=== Work to do ===
Can all of these lines be returned exactly?

****************************************

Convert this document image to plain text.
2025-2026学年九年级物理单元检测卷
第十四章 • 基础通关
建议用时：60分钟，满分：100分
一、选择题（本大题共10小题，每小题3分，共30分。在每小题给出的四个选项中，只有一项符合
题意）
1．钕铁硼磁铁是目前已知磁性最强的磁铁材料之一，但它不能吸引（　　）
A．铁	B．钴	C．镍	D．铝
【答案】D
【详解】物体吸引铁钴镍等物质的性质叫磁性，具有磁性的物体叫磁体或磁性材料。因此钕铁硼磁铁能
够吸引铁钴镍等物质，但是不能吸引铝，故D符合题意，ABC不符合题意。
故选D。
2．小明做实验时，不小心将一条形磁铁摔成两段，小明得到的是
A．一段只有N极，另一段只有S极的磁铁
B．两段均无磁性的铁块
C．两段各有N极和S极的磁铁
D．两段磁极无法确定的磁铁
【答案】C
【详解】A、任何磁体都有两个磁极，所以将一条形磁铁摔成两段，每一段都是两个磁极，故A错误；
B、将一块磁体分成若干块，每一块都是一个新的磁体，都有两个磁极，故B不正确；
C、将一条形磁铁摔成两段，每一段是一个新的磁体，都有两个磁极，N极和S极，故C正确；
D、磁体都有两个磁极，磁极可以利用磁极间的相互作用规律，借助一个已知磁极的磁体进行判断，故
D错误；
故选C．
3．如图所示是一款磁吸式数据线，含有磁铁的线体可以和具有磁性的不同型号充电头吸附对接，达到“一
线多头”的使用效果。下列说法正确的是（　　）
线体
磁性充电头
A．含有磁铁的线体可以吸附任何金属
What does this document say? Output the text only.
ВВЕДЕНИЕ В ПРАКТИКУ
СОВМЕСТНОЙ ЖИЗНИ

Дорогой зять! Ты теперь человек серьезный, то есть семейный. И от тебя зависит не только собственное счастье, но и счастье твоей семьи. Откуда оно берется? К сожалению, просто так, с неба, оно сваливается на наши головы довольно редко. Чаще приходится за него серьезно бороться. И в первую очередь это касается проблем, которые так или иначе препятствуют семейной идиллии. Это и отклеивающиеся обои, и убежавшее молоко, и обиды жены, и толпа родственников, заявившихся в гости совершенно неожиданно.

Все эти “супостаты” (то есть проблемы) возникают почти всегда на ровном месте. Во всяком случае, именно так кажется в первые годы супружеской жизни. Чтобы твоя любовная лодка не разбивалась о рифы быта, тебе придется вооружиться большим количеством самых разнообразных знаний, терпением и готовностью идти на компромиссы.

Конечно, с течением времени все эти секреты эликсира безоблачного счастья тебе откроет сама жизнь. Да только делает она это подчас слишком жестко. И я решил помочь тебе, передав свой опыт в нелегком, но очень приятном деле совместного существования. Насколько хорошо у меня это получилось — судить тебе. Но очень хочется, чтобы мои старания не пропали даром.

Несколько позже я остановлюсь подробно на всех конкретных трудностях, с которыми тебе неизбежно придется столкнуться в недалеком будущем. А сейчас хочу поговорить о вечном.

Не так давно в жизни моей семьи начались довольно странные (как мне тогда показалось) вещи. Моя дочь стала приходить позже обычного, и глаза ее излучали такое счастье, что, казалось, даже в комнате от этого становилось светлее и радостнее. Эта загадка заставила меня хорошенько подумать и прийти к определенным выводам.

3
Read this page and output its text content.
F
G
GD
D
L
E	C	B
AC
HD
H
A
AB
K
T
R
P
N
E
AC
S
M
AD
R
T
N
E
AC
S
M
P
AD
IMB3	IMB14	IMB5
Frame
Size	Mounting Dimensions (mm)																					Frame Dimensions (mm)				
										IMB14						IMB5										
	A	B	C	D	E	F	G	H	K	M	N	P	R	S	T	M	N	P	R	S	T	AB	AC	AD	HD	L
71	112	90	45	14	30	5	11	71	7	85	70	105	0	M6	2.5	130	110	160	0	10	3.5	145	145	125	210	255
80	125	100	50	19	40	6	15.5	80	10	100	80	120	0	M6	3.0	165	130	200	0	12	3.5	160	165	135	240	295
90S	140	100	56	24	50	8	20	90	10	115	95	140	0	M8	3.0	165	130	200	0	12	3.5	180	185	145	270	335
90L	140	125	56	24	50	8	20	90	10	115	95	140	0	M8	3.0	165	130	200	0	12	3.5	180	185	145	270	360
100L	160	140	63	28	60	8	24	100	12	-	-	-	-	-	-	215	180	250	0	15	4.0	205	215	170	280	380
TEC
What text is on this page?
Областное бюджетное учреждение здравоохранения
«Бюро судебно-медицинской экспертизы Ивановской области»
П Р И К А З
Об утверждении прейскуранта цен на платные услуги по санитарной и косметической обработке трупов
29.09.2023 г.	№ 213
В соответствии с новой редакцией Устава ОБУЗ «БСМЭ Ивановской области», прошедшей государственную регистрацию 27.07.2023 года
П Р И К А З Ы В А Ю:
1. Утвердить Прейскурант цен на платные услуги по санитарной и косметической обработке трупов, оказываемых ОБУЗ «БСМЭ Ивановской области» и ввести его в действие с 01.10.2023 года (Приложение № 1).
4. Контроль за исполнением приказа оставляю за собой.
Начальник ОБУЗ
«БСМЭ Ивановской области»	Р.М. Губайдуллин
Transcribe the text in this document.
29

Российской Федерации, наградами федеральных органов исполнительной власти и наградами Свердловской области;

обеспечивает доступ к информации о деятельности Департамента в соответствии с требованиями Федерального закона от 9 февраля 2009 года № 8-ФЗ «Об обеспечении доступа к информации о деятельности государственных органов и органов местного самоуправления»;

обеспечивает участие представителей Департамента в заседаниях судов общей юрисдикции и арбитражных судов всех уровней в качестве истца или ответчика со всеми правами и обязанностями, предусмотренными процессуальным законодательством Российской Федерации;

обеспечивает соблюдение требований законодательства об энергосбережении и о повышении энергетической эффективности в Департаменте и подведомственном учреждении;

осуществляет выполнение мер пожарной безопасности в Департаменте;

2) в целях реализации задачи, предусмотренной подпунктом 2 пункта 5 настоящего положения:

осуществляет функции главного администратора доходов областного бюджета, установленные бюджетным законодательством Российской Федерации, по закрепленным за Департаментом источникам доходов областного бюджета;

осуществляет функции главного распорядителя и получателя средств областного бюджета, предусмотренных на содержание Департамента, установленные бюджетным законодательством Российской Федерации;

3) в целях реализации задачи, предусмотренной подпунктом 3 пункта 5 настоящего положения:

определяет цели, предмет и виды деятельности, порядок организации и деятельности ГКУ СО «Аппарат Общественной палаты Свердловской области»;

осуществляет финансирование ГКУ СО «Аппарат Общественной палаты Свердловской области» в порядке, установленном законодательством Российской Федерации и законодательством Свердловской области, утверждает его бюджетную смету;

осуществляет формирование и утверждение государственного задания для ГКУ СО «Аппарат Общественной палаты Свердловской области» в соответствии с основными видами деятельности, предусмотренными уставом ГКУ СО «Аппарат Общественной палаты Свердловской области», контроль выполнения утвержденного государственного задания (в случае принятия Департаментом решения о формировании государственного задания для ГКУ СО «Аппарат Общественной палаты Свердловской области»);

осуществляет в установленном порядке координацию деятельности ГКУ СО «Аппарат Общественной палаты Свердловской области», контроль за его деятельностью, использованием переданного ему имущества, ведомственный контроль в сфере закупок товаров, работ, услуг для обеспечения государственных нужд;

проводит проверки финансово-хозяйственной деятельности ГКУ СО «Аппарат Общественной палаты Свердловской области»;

****************************************

=== Result for this task ===
Convert this document image to plain text.
2025-2026学年九年级物理单元检测卷
第十四章 • 基础通关
建议用时：60分钟，满分：100分
一、选择题（本大题共10小题，每小题3分，共30分。在每小题给出的四个选项中，只有一项符合
题意）
1．钕铁硼磁铁是目前已知磁性最强的磁铁材料之一，但它不能吸引（　　）
A．铁	B．钴	C．镍	D．铝
【答案】D
【详解】物体吸引铁钴镍等物质的性质叫磁性，具有磁性的物体叫磁体或磁性材料。因此钕铁硼磁铁能
够吸引铁钴镍等物质，但是不能吸引铝，故D符合题意，ABC不符合题意。
故选D。
2．小明做实验时，不小心将一条形磁铁摔成两段，小明得到的是
A．一段只有N极，另一段只有S极的磁铁
B．两段均无磁性的铁块
C．两段各有N极和S极的磁铁
D．两段磁极无法确定的磁铁
【答案】C
【详解】A、任何磁体都有两个磁极，所以将一条形磁铁摔成两段，每一段都是两个磁极，故A错误；
B、将一块磁体分成若干块，每一块都是一个新的磁体，都有两个磁极，故B不正确；
C、将一条形磁铁摔成两段，每一段是一个新的磁体，都有两个磁极，N极和S极，故C正确；
D、磁体都有两个磁极，磁极可以利用磁极间的相互作用规律，借助一个已知磁极的磁体进行判断，故
D错误；
故选C．
3．如图所示是一款磁吸式数据线，含有磁铁的线体可以和具有磁性的不同型号充电头吸附对接，达到“一
线多头”的使用效果。下列说法正确的是（　　）
线体
磁性充电头
A．含有磁铁的线体可以吸附任何金属
What does this document say? Output the text only.
ВВЕДЕНИЕ В ПРАКТИКУ
СОВМЕСТНОЙ ЖИЗНИ

Дорогой зять! Ты теперь человек серьезный, то есть семейный. И от тебя зависит не только собственное счастье, но и счастье твоей семьи. Откуда оно берется? К сожалению, просто так, с неба, оно сваливается на наши головы довольно редко. Чаще приходится за него серьезно бороться. И в первую очередь это касается проблем, которые так или иначе препятствуют семейной идиллии. Это и отклеивающиеся обои, и убежавшее молоко, и обиды жены, и толпа родственников, заявившихся в гости совершенно неожиданно.

Все эти “супостаты” (то есть проблемы) возникают почти всегда на ровном месте. Во всяком случае, именно так кажется в первые годы супружеской жизни. Чтобы твоя любовная лодка не разбивалась о рифы быта, тебе придется вооружиться большим количеством самых разнообразных знаний, терпением и готовностью идти на компромиссы.

Конечно, с течением времени все эти секреты эликсира безоблачного счастья тебе откроет сама жизнь. Да только делает она это подчас слишком жестко. И я решил помочь тебе, передав свой опыт в нелегком, но очень приятном деле совместного существования. Насколько хорошо у меня это получилось — судить тебе. Но очень хочется, чтобы мои старания не пропали даром.

Несколько позже я остановлюсь подробно на всех конкретных трудностях, с которыми тебе неизбежно придется столкнуться в недалеком будущем. А сейчас хочу поговорить о вечном.

Не так давно в жизни моей семьи начались довольно странные (как мне тогда показалось) вещи. Моя дочь стала приходить позже обычного, и глаза ее излучали такое счастье, что, казалось, даже в комнате от этого становилось светлее и радостнее. Эта загадка заставила меня хорошенько подумать и прийти к определенным выводам.

3
Read this page and output its text content.
F
G
GD
D
L
E	C	B
AC
HD
H
A
AB
K
T
R
P
N
E
AC
S
M
AD
R
T
N
E
AC
S
M
P
AD
IMB3	IMB14	IMB5
Frame
Size	Mounting Dimensions (mm)																					Frame Dimensions (mm)				
										IMB14						IMB5										
	A	B	C	D	E	F	G	H	K	M	N	P	R	S	T	M	N	P	R	S	T	AB	AC	AD	HD	L
71	112	90	45	14	30	5	11	71	7	85	70	105	0	M6	2.5	130	110	160	0	10	3.5	145	145	125	210	255
80	125	100	50	19	40	6	15.5	80	10	100	80	120	0	M6	3.0	165	130	200	0	12	3.5	160	165	135	240	295
90S	140	100	56	24	50	8	20	90	10	115	95	140	0	M8	3.0	165	130	200	0	12	3.5	180	185	145	270	335
90L	140	125	56	24	50	8	20	90	10	115	95	140	0	M8	3.0	165	130	200	0	12	3.5	180	185	145	270	360
100L	160	140	63	28	60	8	24	100	12	-	-	-	-	-	-	215	180	250	0	15	4.0	205	215	170	280	380
TEC
What text is on this page?
Областное бюджетное учреждение здравоохранения
«Бюро судебно-медицинской экспертизы Ивановской области»
П Р И К А З
Об утверждении прейскуранта цен на платные услуги по санитарной и косметической обработке трупов
29.09.2023 г.	№ 213
В соответствии с новой редакцией Устава ОБУЗ «БСМЭ Ивановской области», прошедшей государственную регистрацию 27.07.2023 года
П Р И К А З Ы В А Ю:
1. Утвердить Прейскурант цен на платные услуги по санитарной и косметической обработке трупов, оказываемых ОБУЗ «БСМЭ Ивановской области» и ввести его в действие с 01.10.2023 года (Приложение № 1).
4. Контроль за исполнением приказа оставляю за собой.
Начальник ОБУЗ
«БСМЭ Ивановской области»	Р.М. Губайдуллин
Transcribe the text in this document.
29

Российской Федерации, наградами федеральных органов исполнительной власти и наградами Свердловской области;

обеспечивает доступ к информации о деятельности Департамента в соответствии с требованиями Федерального закона от 9 февраля 2009 года № 8-ФЗ «Об обеспечении доступа к информации о деятельности государственных органов и органов местного самоуправления»;

обеспечивает участие представителей Департамента в заседаниях судов общей юрисдикции и арбитражных судов всех уровней в качестве истца или ответчика со всеми правами и обязанностями, предусмотренными процессуальным законодательством Российской Федерации;

обеспечивает соблюдение требований законодательства об энергосбережении и о повышении энергетической эффективности в Департаменте и подведомственном учреждении;

осуществляет выполнение мер пожарной безопасности в Департаменте;

2) в целях реализации задачи, предусмотренной подпунктом 2 пункта 5 настоящего положения:

осуществляет функции главного администратора доходов областного бюджета, установленные бюджетным законодательством Российской Федерации, по закрепленным за Департаментом источникам доходов областного бюджета;

осуществляет функции главного распорядителя и получателя средств областного бюджета, предусмотренных на содержание Департамента, установленные бюджетным законодательством Российской Федерации;

3) в целях реализации задачи, предусмотренной подпунктом 3 пункта 5 настоящего положения:

определяет цели, предмет и виды деятельности, порядок организации и деятельности ГКУ СО «Аппарат Общественной палаты Свердловской области»;

осуществляет финансирование ГКУ СО «Аппарат Общественной палаты Свердловской области» в порядке, установленном законодательством Российской Федерации и законодательством Свердловской области, утверждает его бюджетную смету;

осуществляет формирование и утверждение государственного задания для ГКУ СО «Аппарат Общественной палаты Свердловской области» в соответствии с основными видами деятельности, предусмотренными уставом ГКУ СО «Аппарат Общественной палаты Свердловской области», контроль выполнения утвержденного государственного задания (в случае принятия Департаментом решения о формировании государственного задания для ГКУ СО «Аппарат Общественной палаты Свердловской области»);

осуществляет в установленном порядке координацию деятельности ГКУ СО «Аппарат Общественной палаты Свердловской области», контроль за его деятельностью, использованием переданного ему имущества, ведомственный контроль в сфере закупок товаров, работ, услуг для обеспечения государственных нужд;

проводит проверки финансово-хозяйственной деятельности ГКУ СО «Аппарат Общественной палаты Свердловской области»;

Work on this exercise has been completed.